Work instructions: Begin at the line that holds "Transcribe the text in this document." and retype every line through the end of the material, both included. Leave out the pictures.

>> begin Data entries

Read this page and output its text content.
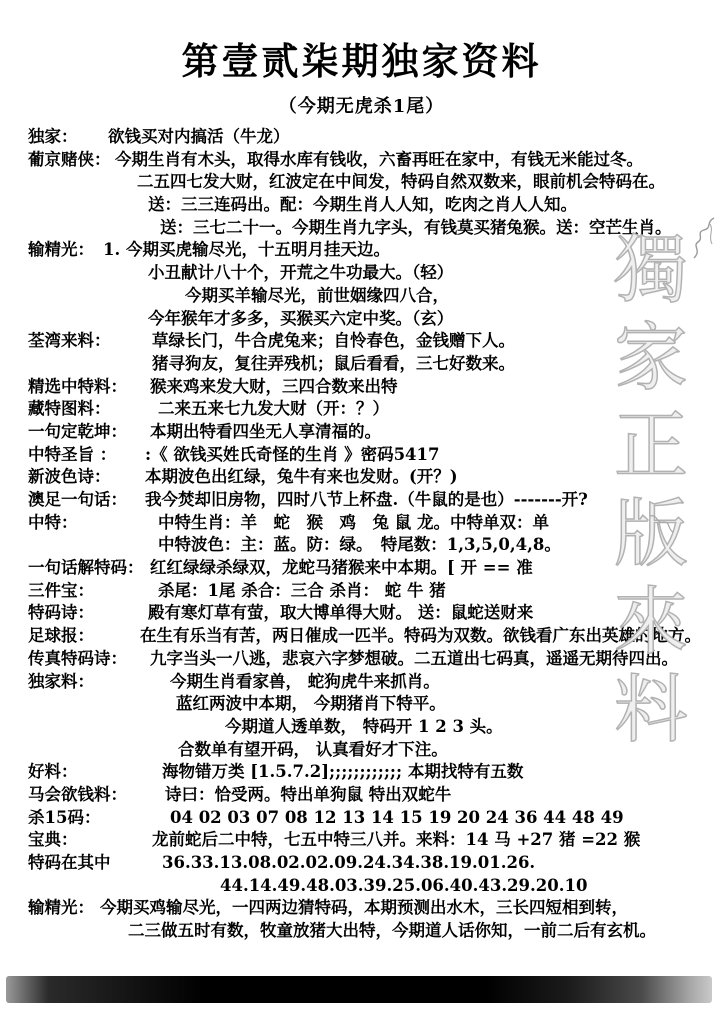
第壹贰柒期独家资料
（今期无虎杀1尾）
独家： 欲钱买对内搞活（牛龙）
葡京赌侠： 今期生肖有木头，取得水库有钱收，六畜再旺在家中，有钱无米能过冬。
二五四七发大财，红波定在中间发，特码自然双数来，眼前机会特码在。
送：三三连码出。配：今期生肖人人知，吃肉之肖人人知。
送：三七二十一。今期生肖九字头，有钱莫买猪兔猴。送：空芒生肖。
输精光： 1. 今期买虎输尽光，十五明月挂天边。
小丑献计八十个，开荒之牛功最大。（轻）
今期买羊输尽光，前世姻缘四八合，
今年猴年才多多，买猴买六定中奖。（玄）
荃湾来料：	草绿长门，牛合虎兔来；自怜春色，金钱赠下人。
猪寻狗友，复往弄残机；鼠后看看，三七好数来。
精选中特料： 猴来鸡来发大财，三四合数来出特
藏特图料：	二来五来七九发大财（开：？）
一句定乾坤： 本期出特看四坐无人享清福的。
中特圣旨 ： :《 欲钱买姓氏奇怪的生肖 》密码5417
新波色诗： 本期波色出红绿，兔牛有来也发财。(开？)
澳足一句话： 我今焚却旧房物，四时八节上杯盘.（牛鼠的是也）-------开?
中特：	中特生肖：羊　蛇　猴　鸡　兔 鼠 龙。中特单双：单
中特波色：主：蓝。防：绿。　特尾数：1,3,5,0,4,8。
一句话解特码： 红红绿绿杀绿双，龙蛇马猪猴来中本期。[ 开 == 准
三件宝：	杀尾：1尾 杀合：三合 杀肖： 蛇 牛 猪
特码诗：	殿有寒灯草有萤，取大博单得大财。 送：鼠蛇送财来
足球报：	在生有乐当有苦，两日催成一匹半。特码为双数。欲钱看广东出英雄的地方。
传真特码诗： 九字当头一八逃，悲哀六字梦想破。二五道出七码真，遥遥无期待四出。
独家料：	今期生肖看家兽， 蛇狗虎牛来抓肖。
蓝红两波中本期， 今期猪肖下特平。
今期道人透单数， 特码开 1 2 3 头。
合数单有望开码， 认真看好才下注。
好料：	海物错万类 [1.5.7.2];;;;;;;;;;;; 本期找特有五数
马会欲钱料： 诗曰：恰受两。特出单狗鼠 特出双蛇牛
杀15码：	04 02 03 07 08 12 13 14 15 19 20 24 36 44 48 49
宝典：	龙前蛇后二中特，七五中特三八并。来料：14 马 +27 猪 =22 猴
特码在其中	36.33.13.08.02.02.09.24.34.38.19.01.26.
44.14.49.48.03.39.25.06.40.43.29.20.10
输精光： 今期买鸡输尽光，一四两边猜特码，本期预测出水木，三长四短相到转，
二三做五时有数，牧童放猪大出特，今期道人话你知，一前二后有玄机。
獨家正版來料
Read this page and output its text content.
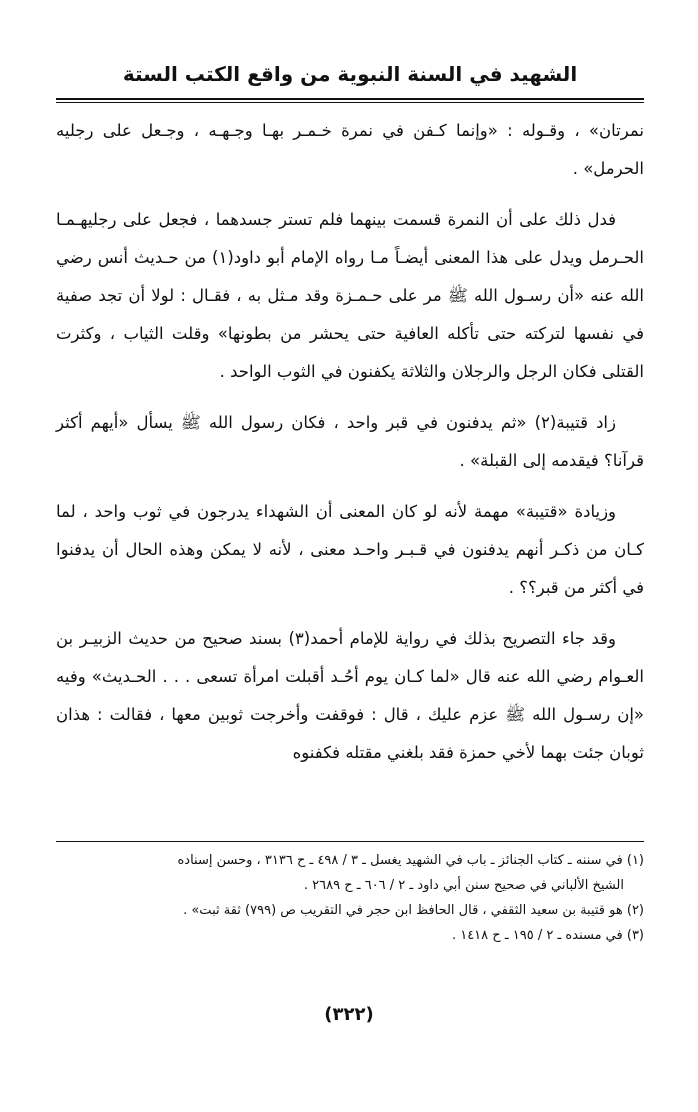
الشهيد في السنة النبوية من واقع الكتب الستة

نمرتان» ، وقـوله : «وإنما كـفن في نمرة خـمـر بهـا وجـهـه ، وجـعل على رجليه الحرمل» .

فدل ذلك على أن النمرة قسمت بينهما فلم تستر جسدهما ، فجعل على رجليهـمـا الحـرمل ويدل على هذا المعنى أيضـاً مـا رواه الإمام أبو داود(١) من حـديث أنس رضي الله عنه «أن رسـول الله ﷺ مر على حـمـزة وقد مـثل به ، فقـال : لولا أن تجد صفية في نفسها لتركته حتى تأكله العافية حتى يحشر من بطونها» وقلت الثياب ، وكثرت القتلى فكان الرجل والرجلان والثلاثة يكفنون في الثوب الواحد .

زاد قتيبة(٢) «ثم يدفنون في قبر واحد ، فكان رسول الله ﷺ يسأل «أيهم أكثر قرآنا؟ فيقدمه إلى القبلة» .

وزيادة «قتيبة» مهمة لأنه لو كان المعنى أن الشهداء يدرجون في ثوب واحد ، لما كـان من ذكـر أنهم يدفنون في قـبـر واحـد معنى ، لأنه لا يمكن وهذه الحال أن يدفنوا في أكثر من قبر؟؟ .

وقد جاء التصريح بذلك في رواية للإمام أحمد(٣) بسند صحيح من حديث الزبيـر بن العـوام رضي الله عنه قال «لما كـان يوم أحُـد أقبلت امرأة تسعى . . . الحـديث» وفيه «إن رسـول الله ﷺ عزم عليك ، قال : فوقفت وأخرجت ثوبين معها ، فقالت : هذان ثوبان جئت بهما لأخي حمزة فقد بلغني مقتله فكفنوه

(١) في سننه ـ كتاب الجنائز ـ باب في الشهيد يغسل ـ ٣ / ٤٩٨ ـ ح ٣١٣٦ ، وحسن إسناده

الشيخ الألباني في صحيح سنن أبي داود ـ ٢ / ٦٠٦ ـ ح ٢٦٨٩ .

(٢) هو قتيبة بن سعيد الثقفي ، قال الحافظ ابن حجر في التقريب ص (٧٩٩) ثقة ثبت» .

(٣) في مسنده ـ ٢ / ١٩٥ ـ ح ١٤١٨ .

(٣٢٢)
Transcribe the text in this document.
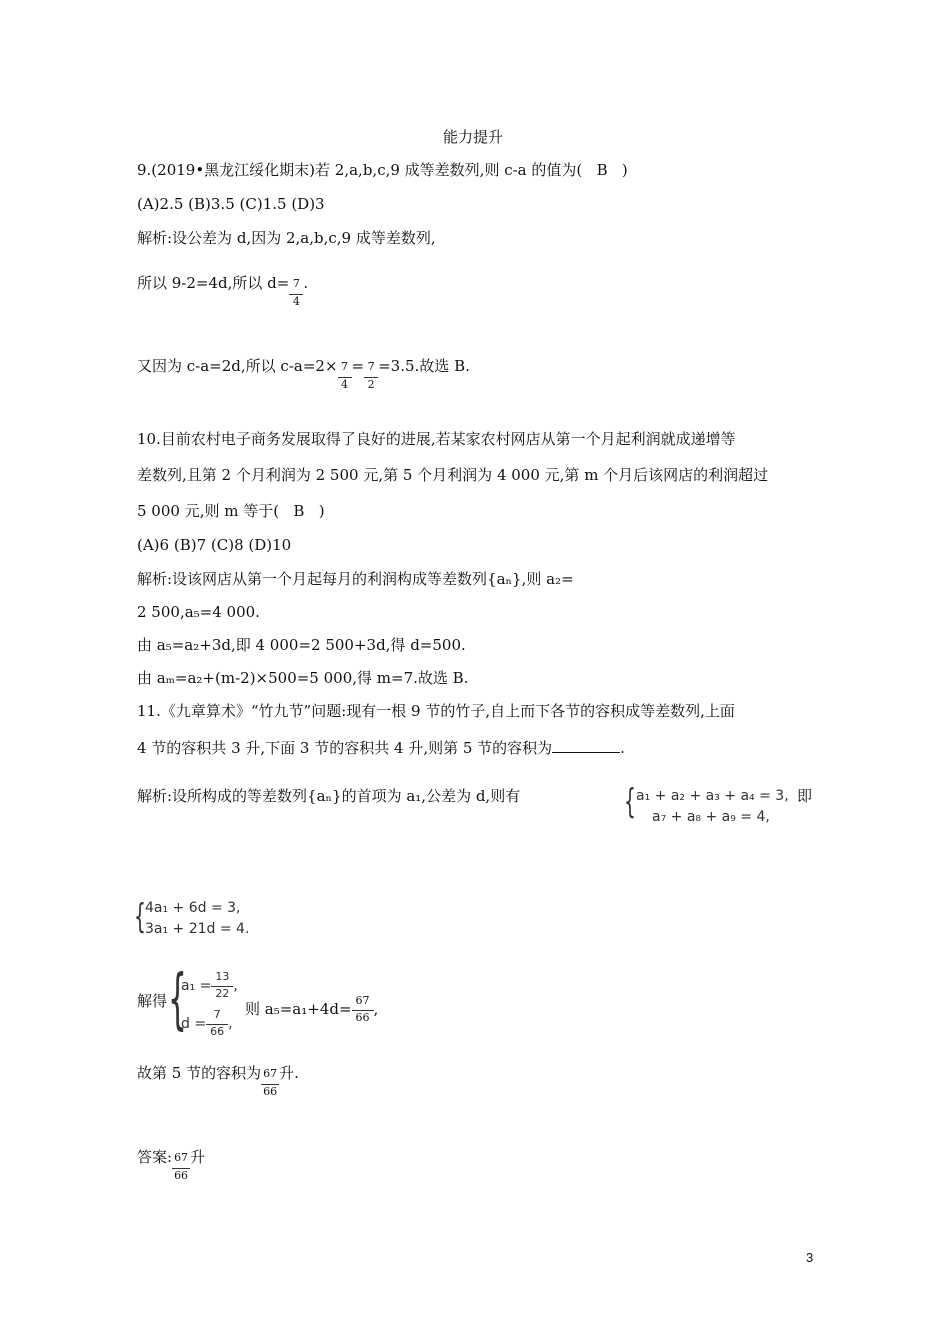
能力提升
9.(2019•黑龙江绥化期末)若 2,a,b,c,9 成等差数列,则 c-a 的值为( B )
(A)2.5 (B)3.5 (C)1.5 (D)3
解析:设公差为 d,因为 2,a,b,c,9 成等差数列,
所以 9-2=4d,所以 $d= \frac{7}{4}$ .
又因为 c-a=2d,所以 $c-a=2\times \frac{7}{4} = \frac{7}{2} =3.5$.故选 B.
10.目前农村电子商务发展取得了良好的进展,若某家农村网店从第一个月起利润就成递增等
差数列,且第 2 个月利润为 2 500 元,第 5 个月利润为 4 000 元,第 m 个月后该网店的利润超过
5 000 元,则 m 等于( B )
(A)6 (B)7 (C)8 (D)10
解析:设该网店从第一个月起每月的利润构成等差数列{aₙ},则 a₂=
2 500,a₅=4 000.
由 a₅=a₂+3d,即 4 000=2 500+3d,得 d=500.
由 aₘ=a₂+(m-2)×500=5 000,得 m=7.故选 B.
11.《九章算术》“竹九节”问题:现有一根 9 节的竹子,自上而下各节的容积成等差数列,上面
4 节的容积共 3 升,下面 3 节的容积共 4 升,则第 5 节的容积为	.
解析:设所构成的等差数列{aₙ}的首项为 a₁,公差为 d,则有	{ a₁ + a₂ + a₃ + a₄ = 3, 即
a₇ + a₈ + a₉ = 4,
{ 4a₁ + 6d = 3,
3a₁ + 21d = 4.
解得 {
$a_1 = \frac{13}{22}$ ,
$d = \frac{7}{66}$ ,
则 $a_5=a_1+4d= \frac{67}{66}$ ,
故第 5 节的容积为 $\frac{67}{66}$ 升.
答案: $\frac{67}{66}$ 升
3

>> end Data entries

Solved exercise:
Transcribe the text in this document.
能力提升
9.(2019•黑龙江绥化期末)若 2,a,b,c,9 成等差数列,则 c-a 的值为( B )
(A)2.5 (B)3.5 (C)1.5 (D)3
解析:设公差为 d,因为 2,a,b,c,9 成等差数列,
所以 9-2=4d,所以 $d= \frac{7}{4}$ .
又因为 c-a=2d,所以 $c-a=2\times \frac{7}{4} = \frac{7}{2} =3.5$.故选 B.
10.目前农村电子商务发展取得了良好的进展,若某家农村网店从第一个月起利润就成递增等
差数列,且第 2 个月利润为 2 500 元,第 5 个月利润为 4 000 元,第 m 个月后该网店的利润超过
5 000 元,则 m 等于( B )
(A)6 (B)7 (C)8 (D)10
解析:设该网店从第一个月起每月的利润构成等差数列{aₙ},则 a₂=
2 500,a₅=4 000.
由 a₅=a₂+3d,即 4 000=2 500+3d,得 d=500.
由 aₘ=a₂+(m-2)×500=5 000,得 m=7.故选 B.
11.《九章算术》“竹九节”问题:现有一根 9 节的竹子,自上而下各节的容积成等差数列,上面
4 节的容积共 3 升,下面 3 节的容积共 4 升,则第 5 节的容积为	.
解析:设所构成的等差数列{aₙ}的首项为 a₁,公差为 d,则有	{ a₁ + a₂ + a₃ + a₄ = 3, 即
a₇ + a₈ + a₉ = 4,
{ 4a₁ + 6d = 3,
3a₁ + 21d = 4.
解得 {
$a_1 = \frac{13}{22}$ ,
$d = \frac{7}{66}$ ,
则 $a_5=a_1+4d= \frac{67}{66}$ ,
故第 5 节的容积为 $\frac{67}{66}$ 升.
答案: $\frac{67}{66}$ 升
3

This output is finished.